─── Excerpt ───

Longue Vue, along with Oakmont Country Club, is co-hosting the 121st United States Golf Association’s Amateur Championship. Oakmont and Longue Vue will be the venues for stroke play competition Aug. 9 and 10. The courses are 6 miles apart.
Knapp, one of the players in the field of 312, was a member at Longue Vue for 20 years.
A group of prominent businessmen created a retreat where family and friends could enjoy themselves.
In 1922, Robert White, the first PGA president, was commissioned to build the course. White was born in 1874 in St. Andrews, Scotland, and immigrated to the United States. He built the course, and, in 1935, legendary golf course architect A.W. Tillinghast renovated it.
“We’re extremely happy that Oakmont asked us to co-host,” Gilpatrick said. “We’ve worked well with them in the past, and we’re excited to show off our course. I believe the players will find the course very challenging.”
Like Oakmont, Longue Vue cleared a lot of trees on the property to open up the layout.

───

> Written request A
Reproduce the Longue Vue article word for word, in full.
The records that follow are unrelated to the Longue Vue article.

─── Given data ───

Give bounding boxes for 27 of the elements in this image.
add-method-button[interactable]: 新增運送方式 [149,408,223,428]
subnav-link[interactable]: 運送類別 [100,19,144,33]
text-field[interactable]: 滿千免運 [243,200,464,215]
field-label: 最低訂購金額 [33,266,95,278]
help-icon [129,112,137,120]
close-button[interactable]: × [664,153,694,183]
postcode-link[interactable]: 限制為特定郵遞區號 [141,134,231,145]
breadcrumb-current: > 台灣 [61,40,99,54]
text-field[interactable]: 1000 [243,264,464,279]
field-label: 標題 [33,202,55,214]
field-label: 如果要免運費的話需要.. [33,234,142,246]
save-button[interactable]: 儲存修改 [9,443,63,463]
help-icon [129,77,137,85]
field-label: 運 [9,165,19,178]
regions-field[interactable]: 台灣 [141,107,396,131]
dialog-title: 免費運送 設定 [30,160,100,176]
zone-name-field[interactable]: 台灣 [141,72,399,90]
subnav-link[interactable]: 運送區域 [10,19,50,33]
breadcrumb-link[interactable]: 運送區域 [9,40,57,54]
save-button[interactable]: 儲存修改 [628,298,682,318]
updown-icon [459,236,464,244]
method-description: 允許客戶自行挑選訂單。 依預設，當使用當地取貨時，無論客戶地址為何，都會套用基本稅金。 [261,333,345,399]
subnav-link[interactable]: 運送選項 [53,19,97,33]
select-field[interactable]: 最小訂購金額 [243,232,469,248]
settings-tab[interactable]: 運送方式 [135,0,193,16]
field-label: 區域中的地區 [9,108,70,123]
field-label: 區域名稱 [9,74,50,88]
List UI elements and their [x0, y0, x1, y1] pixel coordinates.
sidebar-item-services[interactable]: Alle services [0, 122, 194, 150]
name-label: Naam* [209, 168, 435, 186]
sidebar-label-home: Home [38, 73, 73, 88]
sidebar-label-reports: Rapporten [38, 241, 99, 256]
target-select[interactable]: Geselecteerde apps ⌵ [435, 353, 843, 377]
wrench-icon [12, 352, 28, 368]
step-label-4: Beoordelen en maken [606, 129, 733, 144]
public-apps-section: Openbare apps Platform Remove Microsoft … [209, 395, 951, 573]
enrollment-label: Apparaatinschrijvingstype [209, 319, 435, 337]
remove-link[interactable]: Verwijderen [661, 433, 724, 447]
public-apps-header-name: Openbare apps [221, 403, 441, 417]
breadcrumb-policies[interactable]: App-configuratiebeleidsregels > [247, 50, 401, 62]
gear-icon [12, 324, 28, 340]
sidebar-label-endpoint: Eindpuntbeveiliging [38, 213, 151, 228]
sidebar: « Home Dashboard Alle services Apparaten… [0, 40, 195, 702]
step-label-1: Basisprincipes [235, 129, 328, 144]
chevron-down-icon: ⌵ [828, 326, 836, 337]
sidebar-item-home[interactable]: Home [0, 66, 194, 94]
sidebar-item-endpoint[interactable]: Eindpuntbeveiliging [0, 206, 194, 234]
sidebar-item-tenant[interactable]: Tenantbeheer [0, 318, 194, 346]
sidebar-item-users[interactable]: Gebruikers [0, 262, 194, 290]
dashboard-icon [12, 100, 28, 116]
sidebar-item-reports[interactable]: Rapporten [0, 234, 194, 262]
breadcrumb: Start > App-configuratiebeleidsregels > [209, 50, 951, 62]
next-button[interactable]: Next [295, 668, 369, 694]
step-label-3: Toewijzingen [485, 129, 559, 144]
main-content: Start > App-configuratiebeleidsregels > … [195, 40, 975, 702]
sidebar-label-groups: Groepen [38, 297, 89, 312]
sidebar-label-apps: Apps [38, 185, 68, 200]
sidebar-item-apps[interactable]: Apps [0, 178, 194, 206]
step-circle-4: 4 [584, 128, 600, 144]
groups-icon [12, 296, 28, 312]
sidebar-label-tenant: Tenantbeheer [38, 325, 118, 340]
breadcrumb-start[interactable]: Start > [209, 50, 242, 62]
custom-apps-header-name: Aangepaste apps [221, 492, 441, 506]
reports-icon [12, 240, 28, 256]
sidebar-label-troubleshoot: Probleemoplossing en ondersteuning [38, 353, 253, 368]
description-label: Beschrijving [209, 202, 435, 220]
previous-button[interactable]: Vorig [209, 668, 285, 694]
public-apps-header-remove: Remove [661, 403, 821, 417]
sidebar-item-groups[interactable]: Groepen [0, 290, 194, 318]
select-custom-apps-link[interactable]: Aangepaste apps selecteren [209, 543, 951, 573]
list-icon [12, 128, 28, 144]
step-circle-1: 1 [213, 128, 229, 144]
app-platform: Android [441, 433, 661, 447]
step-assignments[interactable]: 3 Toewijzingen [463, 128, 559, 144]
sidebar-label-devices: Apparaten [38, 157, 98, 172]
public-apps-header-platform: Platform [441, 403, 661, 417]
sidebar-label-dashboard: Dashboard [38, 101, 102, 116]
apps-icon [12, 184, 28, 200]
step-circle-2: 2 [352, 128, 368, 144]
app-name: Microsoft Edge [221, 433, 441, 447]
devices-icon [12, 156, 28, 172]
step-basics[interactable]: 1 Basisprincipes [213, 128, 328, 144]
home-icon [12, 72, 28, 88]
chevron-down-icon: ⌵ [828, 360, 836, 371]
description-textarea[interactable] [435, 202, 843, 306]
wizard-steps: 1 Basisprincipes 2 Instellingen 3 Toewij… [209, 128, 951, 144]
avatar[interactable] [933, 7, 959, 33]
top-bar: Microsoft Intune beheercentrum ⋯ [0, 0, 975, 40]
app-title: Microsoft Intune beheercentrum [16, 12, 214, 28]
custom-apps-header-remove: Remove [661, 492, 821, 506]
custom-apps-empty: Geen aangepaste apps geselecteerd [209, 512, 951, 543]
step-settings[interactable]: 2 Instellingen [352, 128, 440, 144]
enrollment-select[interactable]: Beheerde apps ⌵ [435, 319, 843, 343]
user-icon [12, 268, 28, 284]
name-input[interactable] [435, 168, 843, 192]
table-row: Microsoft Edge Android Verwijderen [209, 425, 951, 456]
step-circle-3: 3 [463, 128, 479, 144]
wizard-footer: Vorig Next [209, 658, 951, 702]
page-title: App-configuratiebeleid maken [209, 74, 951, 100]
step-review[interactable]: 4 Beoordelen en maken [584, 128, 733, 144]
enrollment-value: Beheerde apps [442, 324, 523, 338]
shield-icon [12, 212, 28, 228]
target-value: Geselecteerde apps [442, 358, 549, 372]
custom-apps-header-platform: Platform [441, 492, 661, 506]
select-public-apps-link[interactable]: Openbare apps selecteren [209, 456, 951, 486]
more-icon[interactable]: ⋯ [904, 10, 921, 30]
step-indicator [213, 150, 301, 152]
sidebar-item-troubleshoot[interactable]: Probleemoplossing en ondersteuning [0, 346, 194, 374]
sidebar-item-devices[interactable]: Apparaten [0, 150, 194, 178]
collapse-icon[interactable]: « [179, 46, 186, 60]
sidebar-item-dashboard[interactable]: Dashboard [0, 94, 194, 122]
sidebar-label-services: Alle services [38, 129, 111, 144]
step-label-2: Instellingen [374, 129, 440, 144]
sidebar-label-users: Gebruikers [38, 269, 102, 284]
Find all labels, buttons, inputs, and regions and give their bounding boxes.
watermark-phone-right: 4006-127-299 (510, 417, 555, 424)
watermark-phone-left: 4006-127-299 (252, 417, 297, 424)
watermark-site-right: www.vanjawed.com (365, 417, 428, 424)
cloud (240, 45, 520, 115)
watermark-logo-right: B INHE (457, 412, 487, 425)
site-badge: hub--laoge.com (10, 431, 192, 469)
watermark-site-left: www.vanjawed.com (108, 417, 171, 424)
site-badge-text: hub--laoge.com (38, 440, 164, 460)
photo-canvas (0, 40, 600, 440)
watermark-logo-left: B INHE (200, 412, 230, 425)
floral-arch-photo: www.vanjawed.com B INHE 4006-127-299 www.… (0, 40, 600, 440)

───

> Written request B
Render the records from their first line through the line containing "updown-icon [459,236,464,244]" as a JSON list of strings, one string per line with blank lines omitted, and give only that list.

> Written answer A
Longue Vue, along with Oakmont Country Club, is co-hosting the 121st United States Golf Association’s Amateur Championship. Oakmont and Longue Vue will be the venues for stroke play competition Aug. 9 and 10. The courses are 6 miles apart.
Knapp, one of the players in the field of 312, was a member at Longue Vue for 20 years.
A group of prominent businessmen created a retreat where family and friends could enjoy themselves.
In 1922, Robert White, the first PGA president, was commissioned to build the course. White was born in 1874 in St. Andrews, Scotland, and immigrated to the United States. He built the course, and, in 1935, legendary golf course architect A.W. Tillinghast renovated it.
“We’re extremely happy that Oakmont asked us to co-host,” Gilpatrick said. “We’ve worked well with them in the past, and we’re excited to show off our course. I believe the players will find the course very challenging.”
Like Oakmont, Longue Vue cleared a lot of trees on the property to open up the layout.

> Written answer B
[
  "Give bounding boxes for 27 of the elements in this image.",
  "add-method-button[interactable]: 新增運送方式 [149,408,223,428]",
  "subnav-link[interactable]: 運送類別 [100,19,144,33]",
  "text-field[interactable]: 滿千免運 [243,200,464,215]",
  "field-label: 最低訂購金額 [33,266,95,278]",
  "help-icon [129,112,137,120]",
  "close-button[interactable]: × [664,153,694,183]",
  "postcode-link[interactable]: 限制為特定郵遞區號 [141,134,231,145]",
  "breadcrumb-current: > 台灣 [61,40,99,54]",
  "text-field[interactable]: 1000 [243,264,464,279]",
  "field-label: 標題 [33,202,55,214]",
  "field-label: 如果要免運費的話需要.. [33,234,142,246]",
  "save-button[interactable]: 儲存修改 [9,443,63,463]",
  "help-icon [129,77,137,85]",
  "field-label: 運 [9,165,19,178]",
  "regions-field[interactable]: 台灣 [141,107,396,131]",
  "dialog-title: 免費運送 設定 [30,160,100,176]",
  "zone-name-field[interactable]: 台灣 [141,72,399,90]",
  "subnav-link[interactable]: 運送區域 [10,19,50,33]",
  "breadcrumb-link[interactable]: 運送區域 [9,40,57,54]",
  "save-button[interactable]: 儲存修改 [628,298,682,318]",
  "updown-icon [459,236,464,244]"
]